Requirements | Transcribe all the entries word for word, but omit the images.

Exercise data |

--*--

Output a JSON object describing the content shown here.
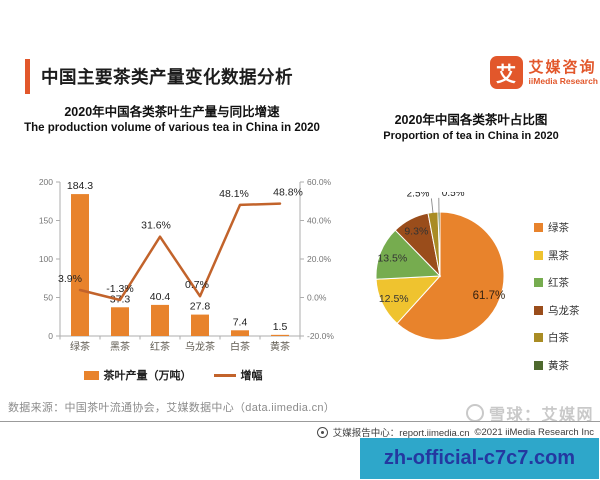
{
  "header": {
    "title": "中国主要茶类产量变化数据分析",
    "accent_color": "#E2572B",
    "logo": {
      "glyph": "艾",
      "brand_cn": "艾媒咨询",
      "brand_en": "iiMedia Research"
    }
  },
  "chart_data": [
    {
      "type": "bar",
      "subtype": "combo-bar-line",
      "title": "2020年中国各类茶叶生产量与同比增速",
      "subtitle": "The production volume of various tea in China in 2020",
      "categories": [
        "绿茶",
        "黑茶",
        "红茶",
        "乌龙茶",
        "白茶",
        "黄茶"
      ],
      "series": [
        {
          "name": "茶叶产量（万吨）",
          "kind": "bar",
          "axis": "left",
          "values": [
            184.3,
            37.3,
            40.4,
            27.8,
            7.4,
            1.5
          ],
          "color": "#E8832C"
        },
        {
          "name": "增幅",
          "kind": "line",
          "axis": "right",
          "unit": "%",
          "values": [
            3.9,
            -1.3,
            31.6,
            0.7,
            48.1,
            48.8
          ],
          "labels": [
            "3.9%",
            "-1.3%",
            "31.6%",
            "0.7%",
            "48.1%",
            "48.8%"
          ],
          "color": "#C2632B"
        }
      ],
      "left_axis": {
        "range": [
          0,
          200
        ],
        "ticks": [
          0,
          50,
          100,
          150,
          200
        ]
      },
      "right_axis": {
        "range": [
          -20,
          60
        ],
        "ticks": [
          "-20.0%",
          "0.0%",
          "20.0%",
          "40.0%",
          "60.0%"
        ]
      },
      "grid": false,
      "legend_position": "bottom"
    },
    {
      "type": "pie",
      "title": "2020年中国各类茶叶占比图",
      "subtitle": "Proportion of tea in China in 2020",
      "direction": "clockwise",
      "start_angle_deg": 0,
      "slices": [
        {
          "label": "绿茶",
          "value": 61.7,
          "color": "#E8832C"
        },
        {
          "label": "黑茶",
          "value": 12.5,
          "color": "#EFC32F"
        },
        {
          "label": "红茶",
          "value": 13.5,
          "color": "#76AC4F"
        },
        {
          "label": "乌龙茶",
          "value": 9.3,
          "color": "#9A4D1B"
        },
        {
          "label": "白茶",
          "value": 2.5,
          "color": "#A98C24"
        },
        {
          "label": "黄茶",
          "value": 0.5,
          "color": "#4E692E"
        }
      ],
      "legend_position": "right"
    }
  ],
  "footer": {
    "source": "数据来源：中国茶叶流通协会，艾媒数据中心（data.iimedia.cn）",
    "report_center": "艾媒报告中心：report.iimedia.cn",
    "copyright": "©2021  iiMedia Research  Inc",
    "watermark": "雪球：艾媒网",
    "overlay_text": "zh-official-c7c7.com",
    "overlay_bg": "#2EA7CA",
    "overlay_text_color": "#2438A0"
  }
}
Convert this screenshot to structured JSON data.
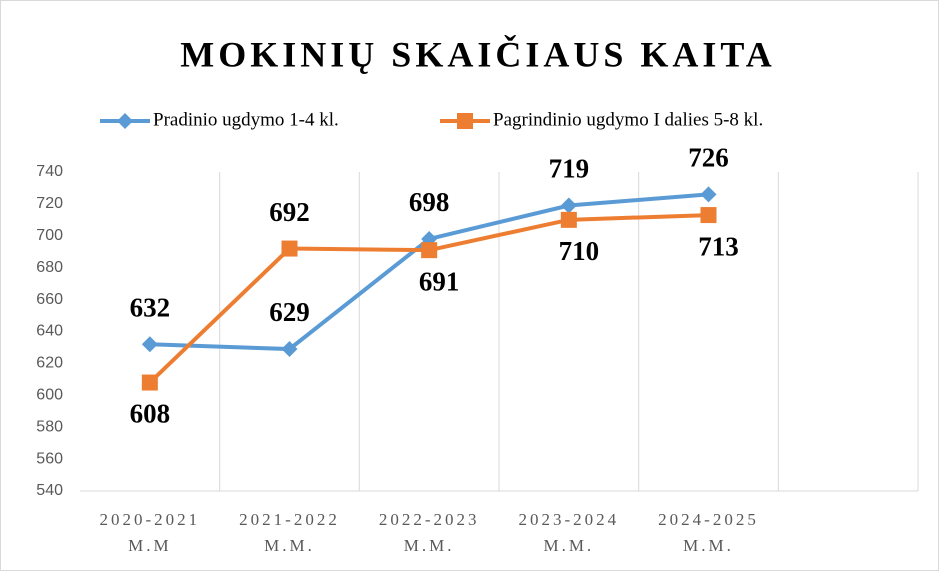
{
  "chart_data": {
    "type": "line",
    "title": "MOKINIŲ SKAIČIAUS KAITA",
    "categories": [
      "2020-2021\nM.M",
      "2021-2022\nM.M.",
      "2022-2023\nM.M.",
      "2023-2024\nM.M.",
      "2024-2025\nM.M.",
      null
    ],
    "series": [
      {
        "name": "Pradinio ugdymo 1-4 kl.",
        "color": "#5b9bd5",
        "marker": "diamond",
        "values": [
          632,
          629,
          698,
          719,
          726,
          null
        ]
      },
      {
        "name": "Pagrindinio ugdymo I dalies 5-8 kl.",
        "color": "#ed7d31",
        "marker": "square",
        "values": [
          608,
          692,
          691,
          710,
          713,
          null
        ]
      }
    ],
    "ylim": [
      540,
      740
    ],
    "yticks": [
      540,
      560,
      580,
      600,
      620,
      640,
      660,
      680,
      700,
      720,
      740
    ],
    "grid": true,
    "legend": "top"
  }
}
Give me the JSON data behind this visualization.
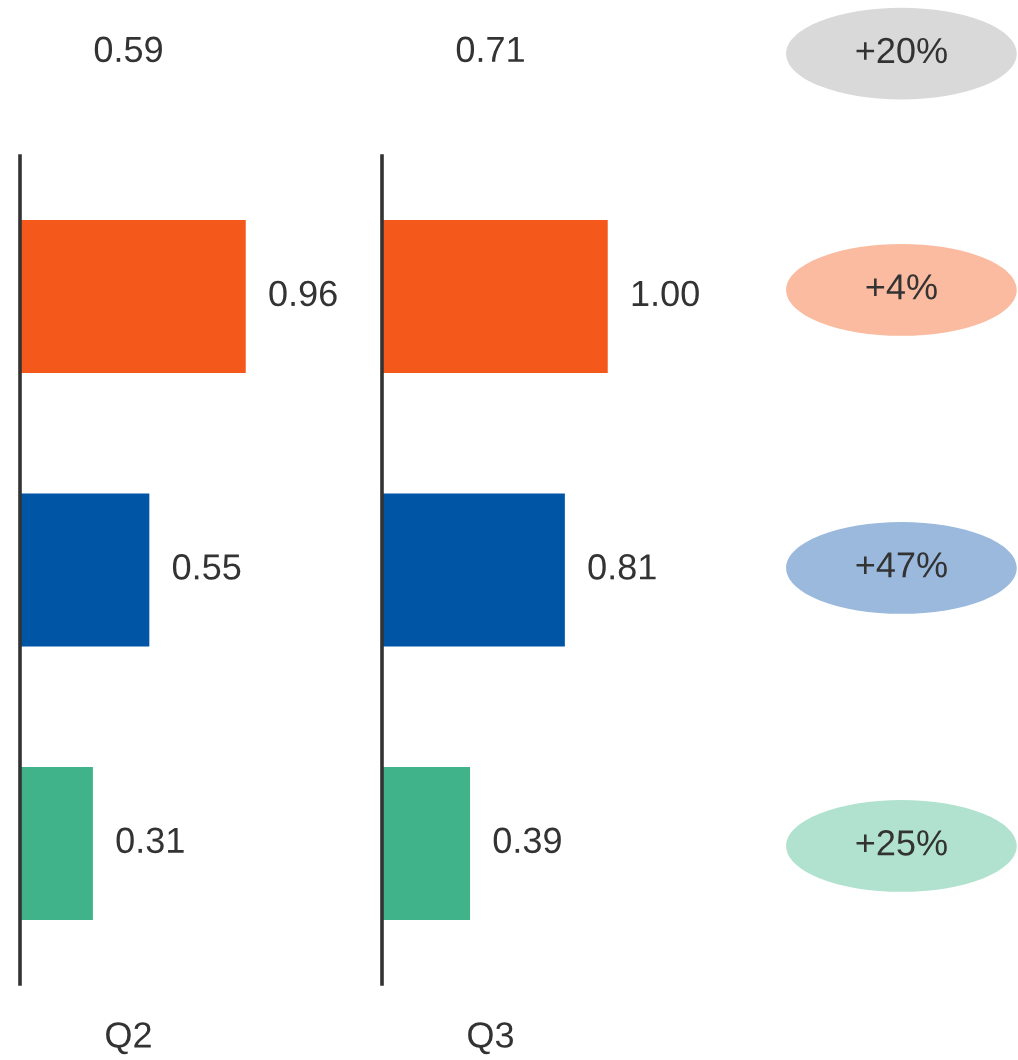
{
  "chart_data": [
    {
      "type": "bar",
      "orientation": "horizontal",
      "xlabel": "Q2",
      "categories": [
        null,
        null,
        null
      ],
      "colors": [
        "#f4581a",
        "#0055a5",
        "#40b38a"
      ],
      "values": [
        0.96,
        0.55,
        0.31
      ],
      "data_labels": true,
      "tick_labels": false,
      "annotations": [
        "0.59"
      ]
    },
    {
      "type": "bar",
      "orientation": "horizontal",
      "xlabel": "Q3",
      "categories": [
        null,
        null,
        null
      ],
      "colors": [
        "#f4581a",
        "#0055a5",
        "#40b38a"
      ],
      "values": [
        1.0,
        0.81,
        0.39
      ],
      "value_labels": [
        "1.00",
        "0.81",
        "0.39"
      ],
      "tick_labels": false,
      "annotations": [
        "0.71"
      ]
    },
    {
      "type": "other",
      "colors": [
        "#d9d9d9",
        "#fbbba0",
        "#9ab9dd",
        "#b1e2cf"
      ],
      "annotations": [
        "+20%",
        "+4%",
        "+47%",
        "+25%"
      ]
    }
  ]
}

--*--

Response |
Output a JSON object describing the content shown here.
{
  "header": {
    "title": "中国主要茶类产量变化数据分析",
    "accent_color": "#E2572B",
    "logo": {
      "glyph": "艾",
      "brand_cn": "艾媒咨询",
      "brand_en": "iiMedia Research"
    }
  },
  "chart_data": [
    {
      "type": "bar",
      "subtype": "combo-bar-line",
      "title": "2020年中国各类茶叶生产量与同比增速",
      "subtitle": "The production volume of various tea in China in 2020",
      "categories": [
        "绿茶",
        "黑茶",
        "红茶",
        "乌龙茶",
        "白茶",
        "黄茶"
      ],
      "series": [
        {
          "name": "茶叶产量（万吨）",
          "kind": "bar",
          "axis": "left",
          "values": [
            184.3,
            37.3,
            40.4,
            27.8,
            7.4,
            1.5
          ],
          "color": "#E8832C"
        },
        {
          "name": "增幅",
          "kind": "line",
          "axis": "right",
          "unit": "%",
          "values": [
            3.9,
            -1.3,
            31.6,
            0.7,
            48.1,
            48.8
          ],
          "labels": [
            "3.9%",
            "-1.3%",
            "31.6%",
            "0.7%",
            "48.1%",
            "48.8%"
          ],
          "color": "#C2632B"
        }
      ],
      "left_axis": {
        "range": [
          0,
          200
        ],
        "ticks": [
          0,
          50,
          100,
          150,
          200
        ]
      },
      "right_axis": {
        "range": [
          -20,
          60
        ],
        "ticks": [
          "-20.0%",
          "0.0%",
          "20.0%",
          "40.0%",
          "60.0%"
        ]
      },
      "grid": false,
      "legend_position": "bottom"
    },
    {
      "type": "pie",
      "title": "2020年中国各类茶叶占比图",
      "subtitle": "Proportion of tea in China in 2020",
      "direction": "clockwise",
      "start_angle_deg": 0,
      "slices": [
        {
          "label": "绿茶",
          "value": 61.7,
          "color": "#E8832C"
        },
        {
          "label": "黑茶",
          "value": 12.5,
          "color": "#EFC32F"
        },
        {
          "label": "红茶",
          "value": 13.5,
          "color": "#76AC4F"
        },
        {
          "label": "乌龙茶",
          "value": 9.3,
          "color": "#9A4D1B"
        },
        {
          "label": "白茶",
          "value": 2.5,
          "color": "#A98C24"
        },
        {
          "label": "黄茶",
          "value": 0.5,
          "color": "#4E692E"
        }
      ],
      "legend_position": "right"
    }
  ],
  "footer": {
    "source": "数据来源：中国茶叶流通协会，艾媒数据中心（data.iimedia.cn）",
    "report_center": "艾媒报告中心：report.iimedia.cn",
    "copyright": "©2021  iiMedia Research  Inc",
    "watermark": "雪球：艾媒网",
    "overlay_text": "zh-official-c7c7.com",
    "overlay_bg": "#2EA7CA",
    "overlay_text_color": "#2438A0"
  }
}
Convert this screenshot to structured JSON data.
{
  "chart_data": {
    "type": "line",
    "title": "MOKINIŲ SKAIČIAUS KAITA",
    "categories": [
      "2020-2021\nM.M",
      "2021-2022\nM.M.",
      "2022-2023\nM.M.",
      "2023-2024\nM.M.",
      "2024-2025\nM.M.",
      null
    ],
    "series": [
      {
        "name": "Pradinio ugdymo 1-4 kl.",
        "color": "#5b9bd5",
        "marker": "diamond",
        "values": [
          632,
          629,
          698,
          719,
          726,
          null
        ]
      },
      {
        "name": "Pagrindinio ugdymo I dalies 5-8 kl.",
        "color": "#ed7d31",
        "marker": "square",
        "values": [
          608,
          692,
          691,
          710,
          713,
          null
        ]
      }
    ],
    "ylim": [
      540,
      740
    ],
    "yticks": [
      540,
      560,
      580,
      600,
      620,
      640,
      660,
      680,
      700,
      720,
      740
    ],
    "grid": true,
    "legend": "top"
  }
}
Give me the JSON data behind this visualization.
{
  "chart_data": [
    {
      "type": "bar",
      "orientation": "horizontal",
      "xlabel": "Q2",
      "categories": [
        null,
        null,
        null
      ],
      "colors": [
        "#f4581a",
        "#0055a5",
        "#40b38a"
      ],
      "values": [
        0.96,
        0.55,
        0.31
      ],
      "data_labels": true,
      "tick_labels": false,
      "annotations": [
        "0.59"
      ]
    },
    {
      "type": "bar",
      "orientation": "horizontal",
      "xlabel": "Q3",
      "categories": [
        null,
        null,
        null
      ],
      "colors": [
        "#f4581a",
        "#0055a5",
        "#40b38a"
      ],
      "values": [
        1.0,
        0.81,
        0.39
      ],
      "value_labels": [
        "1.00",
        "0.81",
        "0.39"
      ],
      "tick_labels": false,
      "annotations": [
        "0.71"
      ]
    },
    {
      "type": "other",
      "colors": [
        "#d9d9d9",
        "#fbbba0",
        "#9ab9dd",
        "#b1e2cf"
      ],
      "annotations": [
        "+20%",
        "+4%",
        "+47%",
        "+25%"
      ]
    }
  ]
}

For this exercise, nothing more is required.